▶ [INSTRUCTIONS TO FOLLOW]: Without the images, write out all of the following entries exactly.

▶ [DATA]:
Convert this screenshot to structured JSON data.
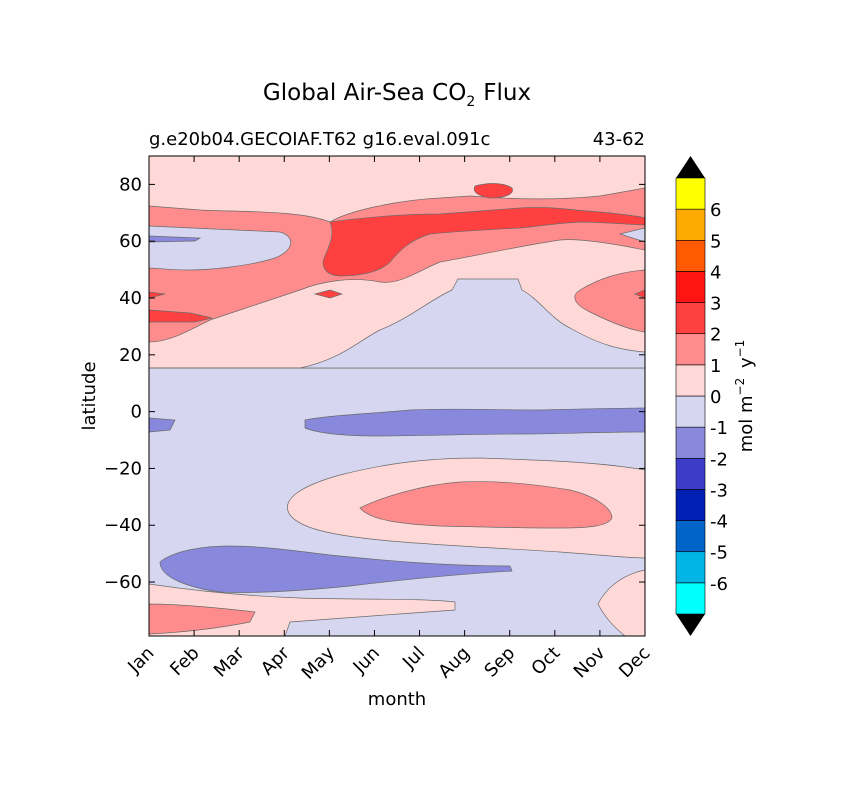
{
  "chart_data": {
    "type": "heatmap",
    "title_main": "Global Air-Sea CO",
    "title_sub": "2",
    "title_tail": "Flux",
    "subtitle_left": "g.e20b04.GECOIAF.T62 g16.eval.091c",
    "subtitle_right": "43-62",
    "xlabel": "month",
    "ylabel": "latitude",
    "x_ticks": [
      "Jan",
      "Feb",
      "Mar",
      "Apr",
      "May",
      "Jun",
      "Jul",
      "Aug",
      "Sep",
      "Oct",
      "Nov",
      "Dec"
    ],
    "x_range": [
      0,
      11
    ],
    "y_ticks": [
      80,
      60,
      40,
      20,
      0,
      -20,
      -40,
      -60
    ],
    "y_tick_labels": [
      "80",
      "60",
      "40",
      "20",
      "0",
      "−20",
      "−40",
      "−60"
    ],
    "y_range": [
      -79,
      90
    ],
    "colorbar": {
      "label": "mol m",
      "label_exp1": "−2",
      "label_mid": " y",
      "label_exp2": "−1",
      "levels": [
        "-6",
        "-5",
        "-4",
        "-3",
        "-2",
        "-1",
        "0",
        "1",
        "2",
        "3",
        "4",
        "5",
        "6"
      ],
      "colors": [
        "#00ffff",
        "#00b4e6",
        "#0064c8",
        "#0020b4",
        "#3c3cc8",
        "#8888dc",
        "#d6d6f0",
        "#ffd8d8",
        "#ff8c8c",
        "#ff4040",
        "#ff1414",
        "#ff5a00",
        "#ffaa00",
        "#ffff00"
      ],
      "extend_colors": {
        "low": "#000000",
        "high": "#000000"
      }
    },
    "fill_colors": {
      "neg1": "#8888dc",
      "zero": "#d6d6f0",
      "pos0": "#ffd8d8",
      "pos1": "#ff8c8c",
      "pos2": "#ff4040"
    }
  }
}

▶ [ANSWER IN FULL]:
Convert this screenshot to structured JSON data.
{
  "chart_data": {
    "type": "heatmap",
    "title_main": "Global Air-Sea CO",
    "title_sub": "2",
    "title_tail": "Flux",
    "subtitle_left": "g.e20b04.GECOIAF.T62 g16.eval.091c",
    "subtitle_right": "43-62",
    "xlabel": "month",
    "ylabel": "latitude",
    "x_ticks": [
      "Jan",
      "Feb",
      "Mar",
      "Apr",
      "May",
      "Jun",
      "Jul",
      "Aug",
      "Sep",
      "Oct",
      "Nov",
      "Dec"
    ],
    "x_range": [
      0,
      11
    ],
    "y_ticks": [
      80,
      60,
      40,
      20,
      0,
      -20,
      -40,
      -60
    ],
    "y_tick_labels": [
      "80",
      "60",
      "40",
      "20",
      "0",
      "−20",
      "−40",
      "−60"
    ],
    "y_range": [
      -79,
      90
    ],
    "colorbar": {
      "label": "mol m",
      "label_exp1": "−2",
      "label_mid": " y",
      "label_exp2": "−1",
      "levels": [
        "-6",
        "-5",
        "-4",
        "-3",
        "-2",
        "-1",
        "0",
        "1",
        "2",
        "3",
        "4",
        "5",
        "6"
      ],
      "colors": [
        "#00ffff",
        "#00b4e6",
        "#0064c8",
        "#0020b4",
        "#3c3cc8",
        "#8888dc",
        "#d6d6f0",
        "#ffd8d8",
        "#ff8c8c",
        "#ff4040",
        "#ff1414",
        "#ff5a00",
        "#ffaa00",
        "#ffff00"
      ],
      "extend_colors": {
        "low": "#000000",
        "high": "#000000"
      }
    },
    "fill_colors": {
      "neg1": "#8888dc",
      "zero": "#d6d6f0",
      "pos0": "#ffd8d8",
      "pos1": "#ff8c8c",
      "pos2": "#ff4040"
    }
  }
}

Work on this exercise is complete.